Check every line of the data below for the string "title", and copy the ones that hold it.

***** Provided entries *****

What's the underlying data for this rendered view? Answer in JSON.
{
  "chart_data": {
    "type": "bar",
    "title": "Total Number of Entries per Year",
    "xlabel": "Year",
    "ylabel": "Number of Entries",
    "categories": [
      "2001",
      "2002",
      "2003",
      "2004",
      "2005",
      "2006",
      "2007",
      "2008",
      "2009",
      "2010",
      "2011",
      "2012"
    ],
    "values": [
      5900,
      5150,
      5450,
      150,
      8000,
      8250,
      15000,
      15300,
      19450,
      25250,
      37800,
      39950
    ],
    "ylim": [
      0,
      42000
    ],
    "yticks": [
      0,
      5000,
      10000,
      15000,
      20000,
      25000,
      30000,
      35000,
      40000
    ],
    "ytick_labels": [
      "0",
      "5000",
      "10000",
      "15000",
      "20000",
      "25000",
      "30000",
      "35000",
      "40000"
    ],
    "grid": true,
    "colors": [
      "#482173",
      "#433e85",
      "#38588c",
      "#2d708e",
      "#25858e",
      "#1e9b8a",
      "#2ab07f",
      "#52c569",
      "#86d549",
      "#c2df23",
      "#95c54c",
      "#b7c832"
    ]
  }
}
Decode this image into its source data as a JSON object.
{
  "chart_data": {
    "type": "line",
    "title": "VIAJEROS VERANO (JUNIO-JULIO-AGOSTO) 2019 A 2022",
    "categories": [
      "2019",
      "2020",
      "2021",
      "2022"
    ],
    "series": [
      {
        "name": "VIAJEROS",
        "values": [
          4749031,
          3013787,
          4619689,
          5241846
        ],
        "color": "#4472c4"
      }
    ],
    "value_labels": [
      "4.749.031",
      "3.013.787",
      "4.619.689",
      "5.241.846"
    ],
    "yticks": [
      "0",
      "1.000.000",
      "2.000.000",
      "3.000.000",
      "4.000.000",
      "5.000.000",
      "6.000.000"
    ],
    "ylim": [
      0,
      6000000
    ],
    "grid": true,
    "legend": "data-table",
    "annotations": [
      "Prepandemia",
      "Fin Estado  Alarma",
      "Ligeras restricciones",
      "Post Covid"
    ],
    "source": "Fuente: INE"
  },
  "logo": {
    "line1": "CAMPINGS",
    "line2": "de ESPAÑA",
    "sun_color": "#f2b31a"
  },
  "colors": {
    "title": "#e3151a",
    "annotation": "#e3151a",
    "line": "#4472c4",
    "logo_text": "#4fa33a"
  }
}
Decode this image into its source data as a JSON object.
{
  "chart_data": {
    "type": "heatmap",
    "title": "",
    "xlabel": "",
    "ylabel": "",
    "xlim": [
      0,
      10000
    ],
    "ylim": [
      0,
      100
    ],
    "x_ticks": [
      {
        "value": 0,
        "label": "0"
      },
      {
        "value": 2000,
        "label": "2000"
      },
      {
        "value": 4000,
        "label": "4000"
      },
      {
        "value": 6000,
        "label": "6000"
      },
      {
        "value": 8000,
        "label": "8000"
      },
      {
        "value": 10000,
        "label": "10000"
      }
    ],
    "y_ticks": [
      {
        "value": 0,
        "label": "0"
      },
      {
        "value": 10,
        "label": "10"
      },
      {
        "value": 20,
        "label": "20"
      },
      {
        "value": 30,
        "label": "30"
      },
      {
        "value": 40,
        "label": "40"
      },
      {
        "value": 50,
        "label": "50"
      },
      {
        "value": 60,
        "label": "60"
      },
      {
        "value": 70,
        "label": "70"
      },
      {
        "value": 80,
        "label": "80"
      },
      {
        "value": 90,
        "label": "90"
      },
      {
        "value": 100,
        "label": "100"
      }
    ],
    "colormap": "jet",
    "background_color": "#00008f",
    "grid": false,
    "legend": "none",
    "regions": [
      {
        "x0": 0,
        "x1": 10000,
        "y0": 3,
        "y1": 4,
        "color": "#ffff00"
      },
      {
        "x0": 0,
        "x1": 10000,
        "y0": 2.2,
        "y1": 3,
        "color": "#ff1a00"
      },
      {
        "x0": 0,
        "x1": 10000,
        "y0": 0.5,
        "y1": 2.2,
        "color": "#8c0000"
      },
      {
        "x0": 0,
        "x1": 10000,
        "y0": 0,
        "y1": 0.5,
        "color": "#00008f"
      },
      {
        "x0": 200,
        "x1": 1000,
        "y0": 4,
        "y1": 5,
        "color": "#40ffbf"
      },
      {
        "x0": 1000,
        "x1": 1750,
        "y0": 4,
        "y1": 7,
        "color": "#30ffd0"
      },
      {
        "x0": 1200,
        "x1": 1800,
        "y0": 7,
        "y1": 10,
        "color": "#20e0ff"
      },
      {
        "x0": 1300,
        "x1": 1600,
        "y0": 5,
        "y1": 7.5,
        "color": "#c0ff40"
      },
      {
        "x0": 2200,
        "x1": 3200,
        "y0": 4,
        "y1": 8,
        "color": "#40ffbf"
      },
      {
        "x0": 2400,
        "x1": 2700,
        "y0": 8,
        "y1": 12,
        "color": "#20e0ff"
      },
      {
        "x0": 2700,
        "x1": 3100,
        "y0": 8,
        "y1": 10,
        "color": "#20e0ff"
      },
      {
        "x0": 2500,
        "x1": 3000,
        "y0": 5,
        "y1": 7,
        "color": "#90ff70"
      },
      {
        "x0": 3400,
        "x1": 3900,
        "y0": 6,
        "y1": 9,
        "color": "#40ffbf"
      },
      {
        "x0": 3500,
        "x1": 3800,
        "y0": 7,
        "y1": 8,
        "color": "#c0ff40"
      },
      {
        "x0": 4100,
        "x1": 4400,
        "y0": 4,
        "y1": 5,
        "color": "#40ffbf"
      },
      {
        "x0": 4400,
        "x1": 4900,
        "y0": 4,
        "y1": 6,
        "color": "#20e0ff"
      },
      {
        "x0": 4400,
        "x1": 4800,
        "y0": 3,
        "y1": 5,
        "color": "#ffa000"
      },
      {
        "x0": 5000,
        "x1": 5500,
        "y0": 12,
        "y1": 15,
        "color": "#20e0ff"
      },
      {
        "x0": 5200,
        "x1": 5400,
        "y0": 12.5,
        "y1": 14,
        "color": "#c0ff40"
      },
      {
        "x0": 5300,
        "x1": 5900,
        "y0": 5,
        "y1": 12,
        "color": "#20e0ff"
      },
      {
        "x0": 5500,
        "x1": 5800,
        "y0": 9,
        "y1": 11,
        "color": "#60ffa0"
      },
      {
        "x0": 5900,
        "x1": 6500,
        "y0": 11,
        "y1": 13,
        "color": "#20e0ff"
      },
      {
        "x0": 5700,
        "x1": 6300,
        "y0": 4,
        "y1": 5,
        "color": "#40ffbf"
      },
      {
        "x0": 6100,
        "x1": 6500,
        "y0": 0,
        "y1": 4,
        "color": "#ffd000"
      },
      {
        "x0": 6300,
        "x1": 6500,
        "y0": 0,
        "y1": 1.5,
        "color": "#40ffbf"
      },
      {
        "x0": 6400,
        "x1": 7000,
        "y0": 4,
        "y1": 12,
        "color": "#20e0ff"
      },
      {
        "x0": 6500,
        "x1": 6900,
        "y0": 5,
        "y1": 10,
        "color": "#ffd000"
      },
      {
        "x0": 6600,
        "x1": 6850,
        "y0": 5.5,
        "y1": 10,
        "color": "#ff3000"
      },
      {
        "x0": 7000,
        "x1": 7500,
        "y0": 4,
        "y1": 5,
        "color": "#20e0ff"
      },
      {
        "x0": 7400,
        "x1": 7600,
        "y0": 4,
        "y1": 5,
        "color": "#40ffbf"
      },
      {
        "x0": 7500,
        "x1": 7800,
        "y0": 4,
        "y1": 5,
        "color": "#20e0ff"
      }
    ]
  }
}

*****

Exercise output:
    "title": "Total Number of Entries per Year",
    "title": "VIAJEROS VERANO (JUNIO-JULIO-AGOSTO) 2019 A 2022",
    "title": "#e3151a",
    "title": "",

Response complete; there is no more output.